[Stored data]
-- START --

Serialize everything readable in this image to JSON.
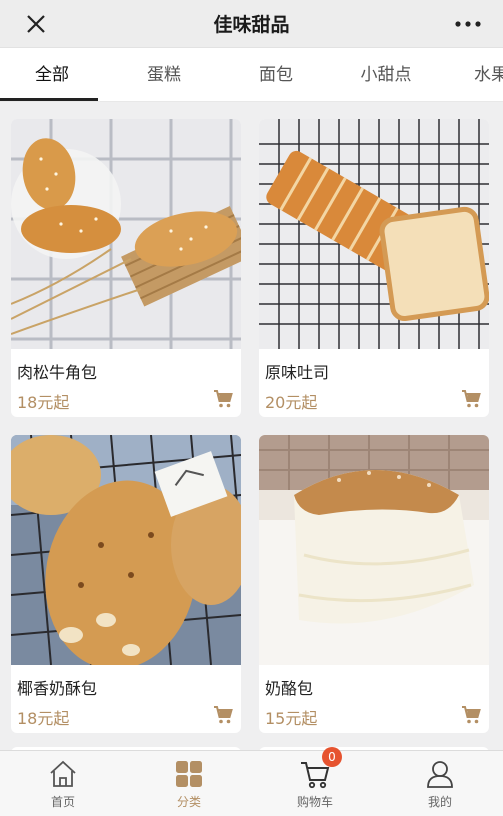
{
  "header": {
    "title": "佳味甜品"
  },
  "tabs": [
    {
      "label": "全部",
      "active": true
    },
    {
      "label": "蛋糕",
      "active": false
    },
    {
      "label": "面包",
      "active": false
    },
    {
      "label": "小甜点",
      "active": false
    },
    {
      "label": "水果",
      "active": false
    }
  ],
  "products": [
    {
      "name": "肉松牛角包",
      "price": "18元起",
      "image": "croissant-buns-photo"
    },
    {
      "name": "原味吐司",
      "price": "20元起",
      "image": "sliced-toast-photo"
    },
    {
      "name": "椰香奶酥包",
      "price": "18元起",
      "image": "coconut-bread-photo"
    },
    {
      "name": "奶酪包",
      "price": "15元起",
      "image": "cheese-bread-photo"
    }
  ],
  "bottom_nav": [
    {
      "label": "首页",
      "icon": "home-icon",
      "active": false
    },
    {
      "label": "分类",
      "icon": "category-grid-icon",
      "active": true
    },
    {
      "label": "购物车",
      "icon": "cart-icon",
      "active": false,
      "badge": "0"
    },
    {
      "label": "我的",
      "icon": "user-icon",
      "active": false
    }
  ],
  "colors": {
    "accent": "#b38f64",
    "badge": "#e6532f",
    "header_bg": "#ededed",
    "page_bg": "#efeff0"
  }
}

-- END --

**SHORT EXERCISE:** Quote the records above exactly, leaving out any pictures.

**SOLUTION FOR THIS EXERCISE:**
Serialize everything readable in this image to JSON.
{
  "header": {
    "title": "佳味甜品"
  },
  "tabs": [
    {
      "label": "全部",
      "active": true
    },
    {
      "label": "蛋糕",
      "active": false
    },
    {
      "label": "面包",
      "active": false
    },
    {
      "label": "小甜点",
      "active": false
    },
    {
      "label": "水果",
      "active": false
    }
  ],
  "products": [
    {
      "name": "肉松牛角包",
      "price": "18元起",
      "image": "croissant-buns-photo"
    },
    {
      "name": "原味吐司",
      "price": "20元起",
      "image": "sliced-toast-photo"
    },
    {
      "name": "椰香奶酥包",
      "price": "18元起",
      "image": "coconut-bread-photo"
    },
    {
      "name": "奶酪包",
      "price": "15元起",
      "image": "cheese-bread-photo"
    }
  ],
  "bottom_nav": [
    {
      "label": "首页",
      "icon": "home-icon",
      "active": false
    },
    {
      "label": "分类",
      "icon": "category-grid-icon",
      "active": true
    },
    {
      "label": "购物车",
      "icon": "cart-icon",
      "active": false,
      "badge": "0"
    },
    {
      "label": "我的",
      "icon": "user-icon",
      "active": false
    }
  ],
  "colors": {
    "accent": "#b38f64",
    "badge": "#e6532f",
    "header_bg": "#ededed",
    "page_bg": "#efeff0"
  }
}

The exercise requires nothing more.